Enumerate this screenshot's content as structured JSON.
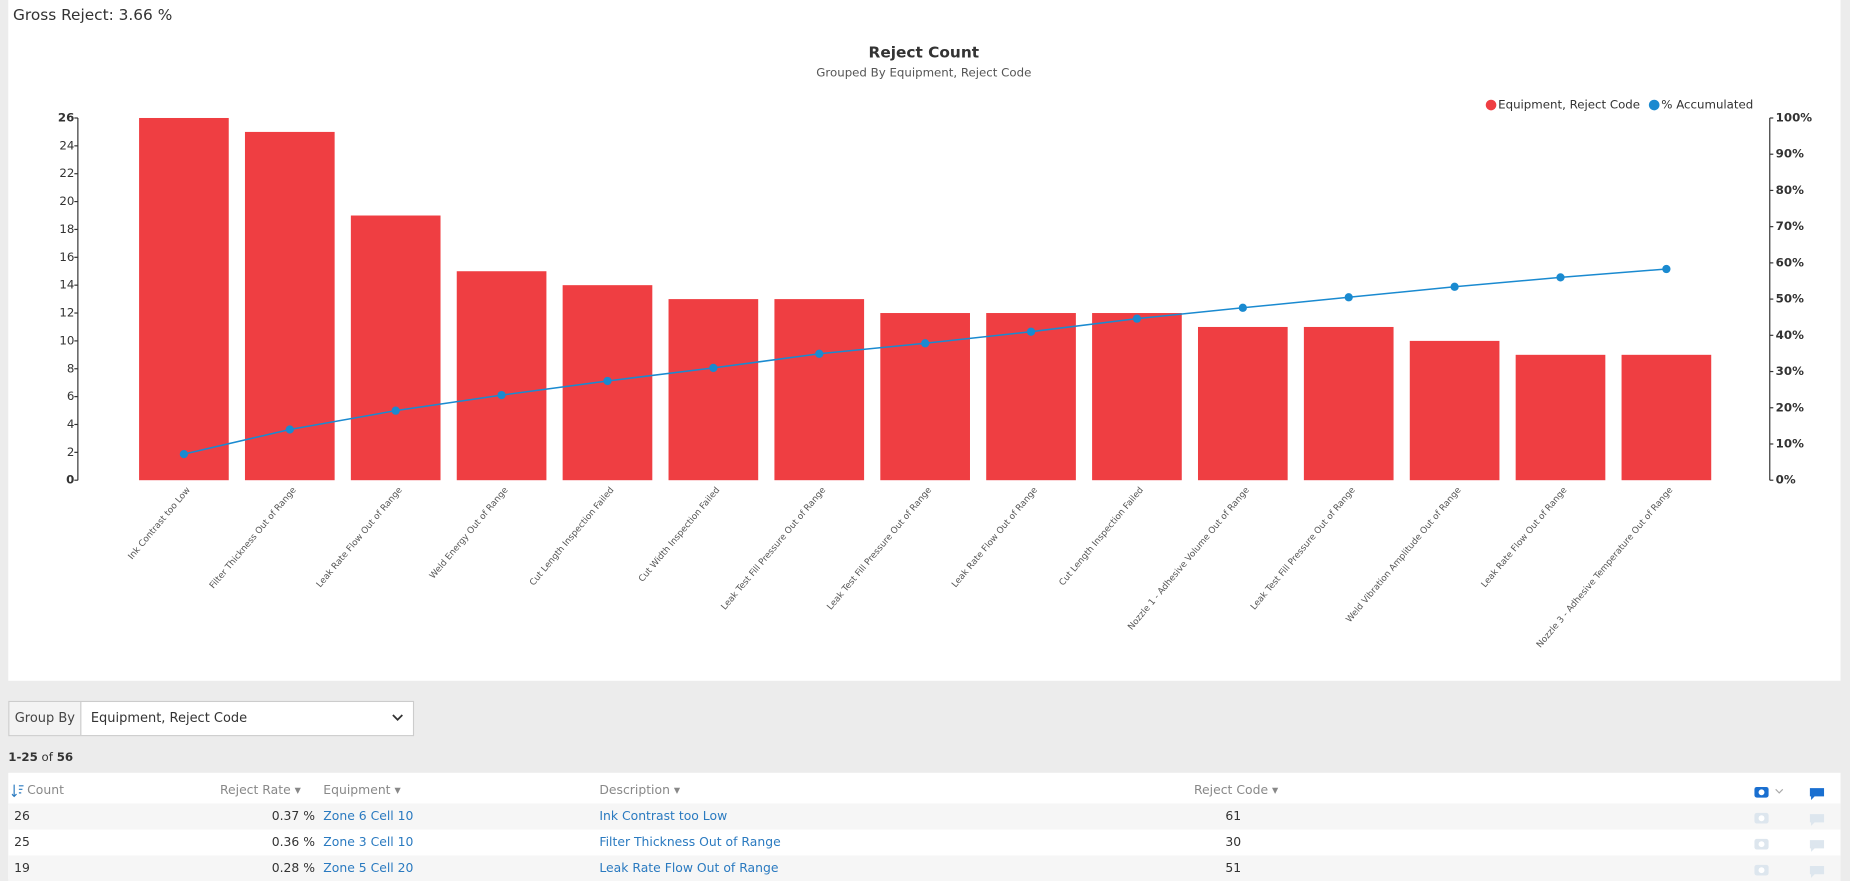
{
  "header": {
    "gross_reject": "Gross Reject: 3.66 %"
  },
  "chart_data": {
    "type": "bar",
    "title": "Reject Count",
    "subtitle": "Grouped By Equipment, Reject Code",
    "categories": [
      "Ink Contrast too Low",
      "Filter Thickness Out of Range",
      "Leak Rate Flow Out of Range",
      "Weld Energy Out of Range",
      "Cut Length Inspection Failed",
      "Cut Width Inspection Failed",
      "Leak Test Fill Pressure Out of Range",
      "Leak Test Fill Pressure Out of Range",
      "Leak Rate Flow Out of Range",
      "Cut Length Inspection Failed",
      "Nozzle 1 - Adhesive Volume Out of Range",
      "Leak Test Fill Pressure Out of Range",
      "Weld Vibration Amplitude Out of Range",
      "Leak Rate Flow Out of Range",
      "Nozzle 3 - Adhesive Temperature Out of Range"
    ],
    "series": [
      {
        "name": "Equipment, Reject Code",
        "color": "#ef3e42",
        "values": [
          26,
          25,
          19,
          15,
          14,
          13,
          13,
          12,
          12,
          12,
          11,
          11,
          10,
          9,
          9
        ]
      },
      {
        "name": "% Accumulated",
        "type": "line",
        "axis": "y2",
        "color": "#1a8ad0",
        "values": [
          7.2,
          14,
          19.2,
          23.5,
          27.4,
          31,
          34.9,
          37.8,
          41,
          44.6,
          47.6,
          50.5,
          53.4,
          56,
          58.3
        ]
      }
    ],
    "ylim": [
      0,
      26
    ],
    "yticks": [
      0,
      2,
      4,
      6,
      8,
      10,
      12,
      14,
      16,
      18,
      20,
      22,
      24,
      26
    ],
    "y2lim": [
      0,
      100
    ],
    "y2ticks": [
      {
        "value": 0,
        "label": "0%"
      },
      {
        "value": 10,
        "label": "10%"
      },
      {
        "value": 20,
        "label": "20%"
      },
      {
        "value": 30,
        "label": "30%"
      },
      {
        "value": 40,
        "label": "40%"
      },
      {
        "value": 50,
        "label": "50%"
      },
      {
        "value": 60,
        "label": "60%"
      },
      {
        "value": 70,
        "label": "70%"
      },
      {
        "value": 80,
        "label": "80%"
      },
      {
        "value": 90,
        "label": "90%"
      },
      {
        "value": 100,
        "label": "100%"
      }
    ],
    "legend": "top-right",
    "grid": false
  },
  "controls": {
    "group_by_label": "Group By",
    "group_by_value": "Equipment, Reject Code"
  },
  "pagination": {
    "range": "1-25",
    "of": "of",
    "total": "56"
  },
  "table": {
    "columns": [
      "Count",
      "Reject Rate",
      "Equipment",
      "Description",
      "Reject Code"
    ],
    "rows": [
      [
        "26",
        "0.37 %",
        "Zone 6 Cell 10",
        "Ink Contrast too Low",
        "61"
      ],
      [
        "25",
        "0.36 %",
        "Zone 3 Cell 10",
        "Filter Thickness Out of Range",
        "30"
      ],
      [
        "19",
        "0.28 %",
        "Zone 5 Cell 20",
        "Leak Rate Flow Out of Range",
        "51"
      ]
    ]
  }
}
****************
Short exercise
Show each line of the listing that holds the string "Equipment".

Finished task
    "subtitle": "Grouped By Equipment, Reject Code",
        "name": "Equipment, Reject Code",
    "group_by_value": "Equipment, Reject Code"
      "Equipment",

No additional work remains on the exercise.